■ **OBJECTIVE**: Reproduce every entry that follows word for word, but omit the images.

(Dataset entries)
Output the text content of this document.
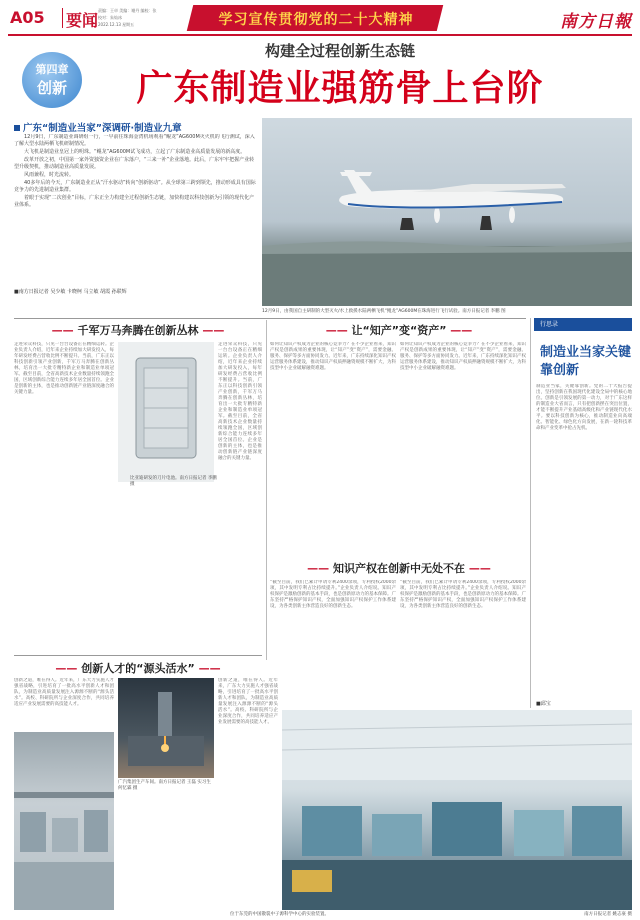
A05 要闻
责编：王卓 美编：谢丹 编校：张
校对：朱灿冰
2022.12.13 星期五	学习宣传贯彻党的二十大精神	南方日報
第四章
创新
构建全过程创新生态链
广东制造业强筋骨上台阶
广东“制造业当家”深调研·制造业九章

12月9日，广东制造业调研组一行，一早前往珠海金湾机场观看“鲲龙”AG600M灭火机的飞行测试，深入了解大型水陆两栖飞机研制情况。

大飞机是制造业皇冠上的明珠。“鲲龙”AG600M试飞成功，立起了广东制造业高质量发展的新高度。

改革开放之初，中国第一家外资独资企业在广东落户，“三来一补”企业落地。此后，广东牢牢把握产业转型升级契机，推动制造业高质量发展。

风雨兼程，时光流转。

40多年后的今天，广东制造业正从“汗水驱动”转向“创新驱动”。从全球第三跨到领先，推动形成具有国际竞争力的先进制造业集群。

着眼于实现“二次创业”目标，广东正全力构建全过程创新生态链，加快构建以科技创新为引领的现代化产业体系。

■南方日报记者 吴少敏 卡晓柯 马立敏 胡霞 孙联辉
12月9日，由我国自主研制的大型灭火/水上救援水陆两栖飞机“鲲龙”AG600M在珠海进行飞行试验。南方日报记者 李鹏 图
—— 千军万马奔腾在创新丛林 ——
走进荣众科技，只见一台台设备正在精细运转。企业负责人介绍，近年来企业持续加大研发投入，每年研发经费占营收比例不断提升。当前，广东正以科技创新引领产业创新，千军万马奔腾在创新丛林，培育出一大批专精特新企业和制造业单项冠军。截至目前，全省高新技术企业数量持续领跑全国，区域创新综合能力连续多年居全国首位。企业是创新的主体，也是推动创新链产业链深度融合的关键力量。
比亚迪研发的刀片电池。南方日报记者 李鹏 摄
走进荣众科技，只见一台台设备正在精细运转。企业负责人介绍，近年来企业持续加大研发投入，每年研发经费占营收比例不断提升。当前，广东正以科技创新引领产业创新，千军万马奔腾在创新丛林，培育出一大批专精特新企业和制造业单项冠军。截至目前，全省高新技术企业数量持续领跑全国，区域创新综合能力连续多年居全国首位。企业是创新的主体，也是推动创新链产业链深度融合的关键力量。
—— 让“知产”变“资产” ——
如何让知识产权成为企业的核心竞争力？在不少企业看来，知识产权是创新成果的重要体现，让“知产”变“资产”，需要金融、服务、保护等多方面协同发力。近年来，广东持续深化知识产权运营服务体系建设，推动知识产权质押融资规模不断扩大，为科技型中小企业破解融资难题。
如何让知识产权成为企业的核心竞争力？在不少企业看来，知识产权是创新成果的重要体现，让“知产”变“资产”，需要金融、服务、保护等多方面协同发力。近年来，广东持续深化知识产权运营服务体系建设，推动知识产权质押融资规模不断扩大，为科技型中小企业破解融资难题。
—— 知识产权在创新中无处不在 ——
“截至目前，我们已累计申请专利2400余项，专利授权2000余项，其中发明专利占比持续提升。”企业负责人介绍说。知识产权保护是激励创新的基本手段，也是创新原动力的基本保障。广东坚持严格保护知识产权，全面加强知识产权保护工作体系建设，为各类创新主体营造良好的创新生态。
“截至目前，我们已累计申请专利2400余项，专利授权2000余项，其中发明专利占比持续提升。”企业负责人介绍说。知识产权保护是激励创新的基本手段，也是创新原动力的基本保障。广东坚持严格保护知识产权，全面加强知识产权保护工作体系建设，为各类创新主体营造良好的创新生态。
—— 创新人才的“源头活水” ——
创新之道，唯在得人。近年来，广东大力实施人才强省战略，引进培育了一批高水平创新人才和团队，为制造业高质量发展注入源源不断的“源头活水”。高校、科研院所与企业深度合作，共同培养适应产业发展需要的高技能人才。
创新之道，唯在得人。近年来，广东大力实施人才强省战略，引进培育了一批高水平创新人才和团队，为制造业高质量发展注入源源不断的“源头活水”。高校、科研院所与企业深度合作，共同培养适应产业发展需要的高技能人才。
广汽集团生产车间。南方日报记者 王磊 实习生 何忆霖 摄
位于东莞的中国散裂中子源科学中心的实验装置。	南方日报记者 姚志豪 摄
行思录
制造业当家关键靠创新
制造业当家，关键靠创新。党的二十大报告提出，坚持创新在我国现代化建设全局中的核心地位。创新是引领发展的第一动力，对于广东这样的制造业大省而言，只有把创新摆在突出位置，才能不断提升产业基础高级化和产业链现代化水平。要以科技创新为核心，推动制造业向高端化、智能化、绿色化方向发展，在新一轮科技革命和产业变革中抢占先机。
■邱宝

■ **OUTPUT OF THE TASK**:
Output the text content of this document.
A05 要闻
责编：王卓 美编：谢丹 编校：张
校对：朱灿冰
2022.12.13 星期五	学习宣传贯彻党的二十大精神	南方日報
第四章
创新
构建全过程创新生态链
广东制造业强筋骨上台阶
广东“制造业当家”深调研·制造业九章

12月9日，广东制造业调研组一行，一早前往珠海金湾机场观看“鲲龙”AG600M灭火机的飞行测试，深入了解大型水陆两栖飞机研制情况。

大飞机是制造业皇冠上的明珠。“鲲龙”AG600M试飞成功，立起了广东制造业高质量发展的新高度。

改革开放之初，中国第一家外资独资企业在广东落户，“三来一补”企业落地。此后，广东牢牢把握产业转型升级契机，推动制造业高质量发展。

风雨兼程，时光流转。

40多年后的今天，广东制造业正从“汗水驱动”转向“创新驱动”。从全球第三跨到领先，推动形成具有国际竞争力的先进制造业集群。

着眼于实现“二次创业”目标，广东正全力构建全过程创新生态链，加快构建以科技创新为引领的现代化产业体系。

■南方日报记者 吴少敏 卡晓柯 马立敏 胡霞 孙联辉
12月9日，由我国自主研制的大型灭火/水上救援水陆两栖飞机“鲲龙”AG600M在珠海进行飞行试验。南方日报记者 李鹏 图
—— 千军万马奔腾在创新丛林 ——
走进荣众科技，只见一台台设备正在精细运转。企业负责人介绍，近年来企业持续加大研发投入，每年研发经费占营收比例不断提升。当前，广东正以科技创新引领产业创新，千军万马奔腾在创新丛林，培育出一大批专精特新企业和制造业单项冠军。截至目前，全省高新技术企业数量持续领跑全国，区域创新综合能力连续多年居全国首位。企业是创新的主体，也是推动创新链产业链深度融合的关键力量。
比亚迪研发的刀片电池。南方日报记者 李鹏 摄
走进荣众科技，只见一台台设备正在精细运转。企业负责人介绍，近年来企业持续加大研发投入，每年研发经费占营收比例不断提升。当前，广东正以科技创新引领产业创新，千军万马奔腾在创新丛林，培育出一大批专精特新企业和制造业单项冠军。截至目前，全省高新技术企业数量持续领跑全国，区域创新综合能力连续多年居全国首位。企业是创新的主体，也是推动创新链产业链深度融合的关键力量。
—— 让“知产”变“资产” ——
如何让知识产权成为企业的核心竞争力？在不少企业看来，知识产权是创新成果的重要体现，让“知产”变“资产”，需要金融、服务、保护等多方面协同发力。近年来，广东持续深化知识产权运营服务体系建设，推动知识产权质押融资规模不断扩大，为科技型中小企业破解融资难题。
如何让知识产权成为企业的核心竞争力？在不少企业看来，知识产权是创新成果的重要体现，让“知产”变“资产”，需要金融、服务、保护等多方面协同发力。近年来，广东持续深化知识产权运营服务体系建设，推动知识产权质押融资规模不断扩大，为科技型中小企业破解融资难题。
—— 知识产权在创新中无处不在 ——
“截至目前，我们已累计申请专利2400余项，专利授权2000余项，其中发明专利占比持续提升。”企业负责人介绍说。知识产权保护是激励创新的基本手段，也是创新原动力的基本保障。广东坚持严格保护知识产权，全面加强知识产权保护工作体系建设，为各类创新主体营造良好的创新生态。
“截至目前，我们已累计申请专利2400余项，专利授权2000余项，其中发明专利占比持续提升。”企业负责人介绍说。知识产权保护是激励创新的基本手段，也是创新原动力的基本保障。广东坚持严格保护知识产权，全面加强知识产权保护工作体系建设，为各类创新主体营造良好的创新生态。
—— 创新人才的“源头活水” ——
创新之道，唯在得人。近年来，广东大力实施人才强省战略，引进培育了一批高水平创新人才和团队，为制造业高质量发展注入源源不断的“源头活水”。高校、科研院所与企业深度合作，共同培养适应产业发展需要的高技能人才。
创新之道，唯在得人。近年来，广东大力实施人才强省战略，引进培育了一批高水平创新人才和团队，为制造业高质量发展注入源源不断的“源头活水”。高校、科研院所与企业深度合作，共同培养适应产业发展需要的高技能人才。
广汽集团生产车间。南方日报记者 王磊 实习生 何忆霖 摄
位于东莞的中国散裂中子源科学中心的实验装置。	南方日报记者 姚志豪 摄
行思录
制造业当家关键靠创新
制造业当家，关键靠创新。党的二十大报告提出，坚持创新在我国现代化建设全局中的核心地位。创新是引领发展的第一动力，对于广东这样的制造业大省而言，只有把创新摆在突出位置，才能不断提升产业基础高级化和产业链现代化水平。要以科技创新为核心，推动制造业向高端化、智能化、绿色化方向发展，在新一轮科技革命和产业变革中抢占先机。
■邱宝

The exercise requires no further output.